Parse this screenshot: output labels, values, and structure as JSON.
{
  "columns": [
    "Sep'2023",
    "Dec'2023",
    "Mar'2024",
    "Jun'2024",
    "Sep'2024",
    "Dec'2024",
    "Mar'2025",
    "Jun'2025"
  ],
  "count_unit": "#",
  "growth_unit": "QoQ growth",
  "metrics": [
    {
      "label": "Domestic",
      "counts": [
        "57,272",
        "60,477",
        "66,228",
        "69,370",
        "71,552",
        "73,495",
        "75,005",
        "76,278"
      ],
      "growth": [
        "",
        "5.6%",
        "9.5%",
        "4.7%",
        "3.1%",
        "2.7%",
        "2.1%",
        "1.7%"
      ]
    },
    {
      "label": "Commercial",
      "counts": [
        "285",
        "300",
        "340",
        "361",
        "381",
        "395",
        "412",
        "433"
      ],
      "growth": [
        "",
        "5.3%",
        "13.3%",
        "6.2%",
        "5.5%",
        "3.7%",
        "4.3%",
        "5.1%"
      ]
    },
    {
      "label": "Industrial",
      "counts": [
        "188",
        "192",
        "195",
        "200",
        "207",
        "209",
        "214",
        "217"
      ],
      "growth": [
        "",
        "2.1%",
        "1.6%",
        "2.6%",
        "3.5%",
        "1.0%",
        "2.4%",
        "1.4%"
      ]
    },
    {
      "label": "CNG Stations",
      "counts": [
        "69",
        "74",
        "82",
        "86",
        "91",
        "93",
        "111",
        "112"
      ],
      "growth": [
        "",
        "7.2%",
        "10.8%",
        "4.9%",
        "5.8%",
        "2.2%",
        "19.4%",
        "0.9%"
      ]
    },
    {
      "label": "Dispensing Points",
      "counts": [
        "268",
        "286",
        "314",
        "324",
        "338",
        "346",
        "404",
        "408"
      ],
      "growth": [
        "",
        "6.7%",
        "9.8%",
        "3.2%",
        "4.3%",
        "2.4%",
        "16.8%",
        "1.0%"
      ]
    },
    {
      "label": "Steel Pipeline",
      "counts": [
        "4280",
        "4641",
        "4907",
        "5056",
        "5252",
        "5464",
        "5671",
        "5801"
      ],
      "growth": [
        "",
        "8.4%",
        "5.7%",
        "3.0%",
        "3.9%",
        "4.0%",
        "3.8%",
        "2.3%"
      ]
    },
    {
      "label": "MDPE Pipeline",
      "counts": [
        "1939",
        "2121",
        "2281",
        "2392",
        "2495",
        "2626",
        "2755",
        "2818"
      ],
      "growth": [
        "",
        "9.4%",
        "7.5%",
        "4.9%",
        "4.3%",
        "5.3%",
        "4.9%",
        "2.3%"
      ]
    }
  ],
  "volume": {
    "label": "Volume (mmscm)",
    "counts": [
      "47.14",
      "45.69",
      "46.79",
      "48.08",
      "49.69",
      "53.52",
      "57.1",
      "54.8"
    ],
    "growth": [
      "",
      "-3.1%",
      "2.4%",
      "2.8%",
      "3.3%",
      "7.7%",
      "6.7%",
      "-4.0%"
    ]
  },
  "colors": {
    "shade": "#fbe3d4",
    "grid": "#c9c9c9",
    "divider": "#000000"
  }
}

· · · · · · ·

* [WRITTEN EXERCISE]: Repeat the whole listing exactly, keeping every line intact.

* [CORRECT RESULT]:
Parse this screenshot: output labels, values, and structure as JSON.
{
  "columns": [
    "Sep'2023",
    "Dec'2023",
    "Mar'2024",
    "Jun'2024",
    "Sep'2024",
    "Dec'2024",
    "Mar'2025",
    "Jun'2025"
  ],
  "count_unit": "#",
  "growth_unit": "QoQ growth",
  "metrics": [
    {
      "label": "Domestic",
      "counts": [
        "57,272",
        "60,477",
        "66,228",
        "69,370",
        "71,552",
        "73,495",
        "75,005",
        "76,278"
      ],
      "growth": [
        "",
        "5.6%",
        "9.5%",
        "4.7%",
        "3.1%",
        "2.7%",
        "2.1%",
        "1.7%"
      ]
    },
    {
      "label": "Commercial",
      "counts": [
        "285",
        "300",
        "340",
        "361",
        "381",
        "395",
        "412",
        "433"
      ],
      "growth": [
        "",
        "5.3%",
        "13.3%",
        "6.2%",
        "5.5%",
        "3.7%",
        "4.3%",
        "5.1%"
      ]
    },
    {
      "label": "Industrial",
      "counts": [
        "188",
        "192",
        "195",
        "200",
        "207",
        "209",
        "214",
        "217"
      ],
      "growth": [
        "",
        "2.1%",
        "1.6%",
        "2.6%",
        "3.5%",
        "1.0%",
        "2.4%",
        "1.4%"
      ]
    },
    {
      "label": "CNG Stations",
      "counts": [
        "69",
        "74",
        "82",
        "86",
        "91",
        "93",
        "111",
        "112"
      ],
      "growth": [
        "",
        "7.2%",
        "10.8%",
        "4.9%",
        "5.8%",
        "2.2%",
        "19.4%",
        "0.9%"
      ]
    },
    {
      "label": "Dispensing Points",
      "counts": [
        "268",
        "286",
        "314",
        "324",
        "338",
        "346",
        "404",
        "408"
      ],
      "growth": [
        "",
        "6.7%",
        "9.8%",
        "3.2%",
        "4.3%",
        "2.4%",
        "16.8%",
        "1.0%"
      ]
    },
    {
      "label": "Steel Pipeline",
      "counts": [
        "4280",
        "4641",
        "4907",
        "5056",
        "5252",
        "5464",
        "5671",
        "5801"
      ],
      "growth": [
        "",
        "8.4%",
        "5.7%",
        "3.0%",
        "3.9%",
        "4.0%",
        "3.8%",
        "2.3%"
      ]
    },
    {
      "label": "MDPE Pipeline",
      "counts": [
        "1939",
        "2121",
        "2281",
        "2392",
        "2495",
        "2626",
        "2755",
        "2818"
      ],
      "growth": [
        "",
        "9.4%",
        "7.5%",
        "4.9%",
        "4.3%",
        "5.3%",
        "4.9%",
        "2.3%"
      ]
    }
  ],
  "volume": {
    "label": "Volume (mmscm)",
    "counts": [
      "47.14",
      "45.69",
      "46.79",
      "48.08",
      "49.69",
      "53.52",
      "57.1",
      "54.8"
    ],
    "growth": [
      "",
      "-3.1%",
      "2.4%",
      "2.8%",
      "3.3%",
      "7.7%",
      "6.7%",
      "-4.0%"
    ]
  },
  "colors": {
    "shade": "#fbe3d4",
    "grid": "#c9c9c9",
    "divider": "#000000"
  }
}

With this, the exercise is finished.